**TASK STATEMENT:** From the entries below, pull out each line where "Association" appears.

**LISTING:**
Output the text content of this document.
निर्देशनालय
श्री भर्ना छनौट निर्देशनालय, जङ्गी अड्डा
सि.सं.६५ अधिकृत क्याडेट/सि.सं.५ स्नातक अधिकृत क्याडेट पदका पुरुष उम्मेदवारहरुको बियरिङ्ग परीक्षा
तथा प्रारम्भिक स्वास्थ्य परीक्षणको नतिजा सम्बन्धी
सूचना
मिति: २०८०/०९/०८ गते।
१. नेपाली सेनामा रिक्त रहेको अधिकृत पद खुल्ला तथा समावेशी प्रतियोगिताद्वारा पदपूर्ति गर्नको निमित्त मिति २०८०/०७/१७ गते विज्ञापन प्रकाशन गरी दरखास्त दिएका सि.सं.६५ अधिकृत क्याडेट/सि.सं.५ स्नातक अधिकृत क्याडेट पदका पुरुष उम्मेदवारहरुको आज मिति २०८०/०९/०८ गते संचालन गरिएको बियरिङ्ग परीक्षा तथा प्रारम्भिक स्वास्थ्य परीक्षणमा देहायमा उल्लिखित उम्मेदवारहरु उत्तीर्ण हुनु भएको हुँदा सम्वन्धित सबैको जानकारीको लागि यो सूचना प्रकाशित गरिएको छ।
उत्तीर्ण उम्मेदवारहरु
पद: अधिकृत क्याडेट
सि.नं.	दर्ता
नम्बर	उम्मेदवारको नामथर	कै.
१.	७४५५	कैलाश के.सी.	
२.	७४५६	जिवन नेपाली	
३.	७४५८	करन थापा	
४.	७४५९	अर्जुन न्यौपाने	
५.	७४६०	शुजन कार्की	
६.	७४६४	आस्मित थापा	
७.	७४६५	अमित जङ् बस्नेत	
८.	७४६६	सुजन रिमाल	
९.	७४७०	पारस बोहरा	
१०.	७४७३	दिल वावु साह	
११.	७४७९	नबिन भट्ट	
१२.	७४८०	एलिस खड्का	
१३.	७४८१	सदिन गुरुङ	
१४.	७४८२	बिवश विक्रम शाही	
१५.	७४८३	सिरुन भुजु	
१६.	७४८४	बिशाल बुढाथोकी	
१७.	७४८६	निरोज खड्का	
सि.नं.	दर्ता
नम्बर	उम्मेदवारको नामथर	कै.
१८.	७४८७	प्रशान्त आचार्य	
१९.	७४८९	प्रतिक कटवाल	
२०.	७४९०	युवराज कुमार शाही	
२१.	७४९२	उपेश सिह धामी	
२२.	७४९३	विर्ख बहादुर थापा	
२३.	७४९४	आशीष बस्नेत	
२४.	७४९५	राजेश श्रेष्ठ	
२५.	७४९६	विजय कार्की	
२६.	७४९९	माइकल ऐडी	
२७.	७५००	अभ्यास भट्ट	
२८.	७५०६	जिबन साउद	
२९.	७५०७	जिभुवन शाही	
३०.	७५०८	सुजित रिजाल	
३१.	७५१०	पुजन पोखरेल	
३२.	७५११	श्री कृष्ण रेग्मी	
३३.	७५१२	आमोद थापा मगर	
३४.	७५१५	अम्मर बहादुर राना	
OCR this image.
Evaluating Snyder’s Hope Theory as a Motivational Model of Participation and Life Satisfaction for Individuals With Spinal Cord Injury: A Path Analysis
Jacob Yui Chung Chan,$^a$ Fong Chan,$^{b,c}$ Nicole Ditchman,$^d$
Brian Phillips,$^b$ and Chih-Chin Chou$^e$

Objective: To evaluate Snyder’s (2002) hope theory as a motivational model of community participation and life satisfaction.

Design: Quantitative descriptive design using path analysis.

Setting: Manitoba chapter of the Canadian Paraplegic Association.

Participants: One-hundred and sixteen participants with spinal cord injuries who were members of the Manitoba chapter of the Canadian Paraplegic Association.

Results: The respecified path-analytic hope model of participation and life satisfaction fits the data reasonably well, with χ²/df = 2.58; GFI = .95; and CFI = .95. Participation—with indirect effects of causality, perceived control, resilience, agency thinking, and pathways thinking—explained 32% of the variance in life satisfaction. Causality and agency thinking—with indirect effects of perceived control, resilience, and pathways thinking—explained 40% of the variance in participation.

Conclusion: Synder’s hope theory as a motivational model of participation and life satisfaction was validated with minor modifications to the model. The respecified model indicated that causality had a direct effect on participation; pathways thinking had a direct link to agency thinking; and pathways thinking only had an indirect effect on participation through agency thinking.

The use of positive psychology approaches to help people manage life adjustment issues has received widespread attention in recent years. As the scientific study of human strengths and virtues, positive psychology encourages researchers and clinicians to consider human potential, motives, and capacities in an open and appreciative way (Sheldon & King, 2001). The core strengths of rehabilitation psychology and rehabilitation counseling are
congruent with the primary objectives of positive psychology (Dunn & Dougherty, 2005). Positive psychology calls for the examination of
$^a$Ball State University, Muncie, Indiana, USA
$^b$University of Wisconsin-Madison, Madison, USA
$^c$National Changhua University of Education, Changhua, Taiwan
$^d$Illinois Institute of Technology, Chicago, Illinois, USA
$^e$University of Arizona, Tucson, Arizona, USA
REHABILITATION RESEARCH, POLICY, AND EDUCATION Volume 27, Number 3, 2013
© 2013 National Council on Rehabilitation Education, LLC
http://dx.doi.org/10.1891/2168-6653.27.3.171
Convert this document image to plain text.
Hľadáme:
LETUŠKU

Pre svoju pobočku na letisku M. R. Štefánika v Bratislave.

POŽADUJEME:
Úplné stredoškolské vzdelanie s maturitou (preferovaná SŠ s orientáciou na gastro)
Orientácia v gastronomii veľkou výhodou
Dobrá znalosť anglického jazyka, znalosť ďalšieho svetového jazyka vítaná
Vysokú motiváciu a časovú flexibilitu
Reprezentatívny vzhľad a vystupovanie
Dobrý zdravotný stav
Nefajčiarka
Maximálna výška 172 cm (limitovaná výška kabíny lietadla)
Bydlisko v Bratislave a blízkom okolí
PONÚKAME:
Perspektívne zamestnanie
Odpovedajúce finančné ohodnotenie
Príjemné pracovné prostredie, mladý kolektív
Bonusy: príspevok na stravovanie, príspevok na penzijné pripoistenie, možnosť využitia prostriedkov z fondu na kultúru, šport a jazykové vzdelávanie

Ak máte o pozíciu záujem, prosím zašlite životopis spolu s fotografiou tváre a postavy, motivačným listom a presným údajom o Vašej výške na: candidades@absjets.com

**ANSWER TO THE TASK:**
Setting: Manitoba chapter of the Canadian Paraplegic Association.
Participants: One-hundred and sixteen participants with spinal cord injuries who were members of the Manitoba chapter of the Canadian Paraplegic Association.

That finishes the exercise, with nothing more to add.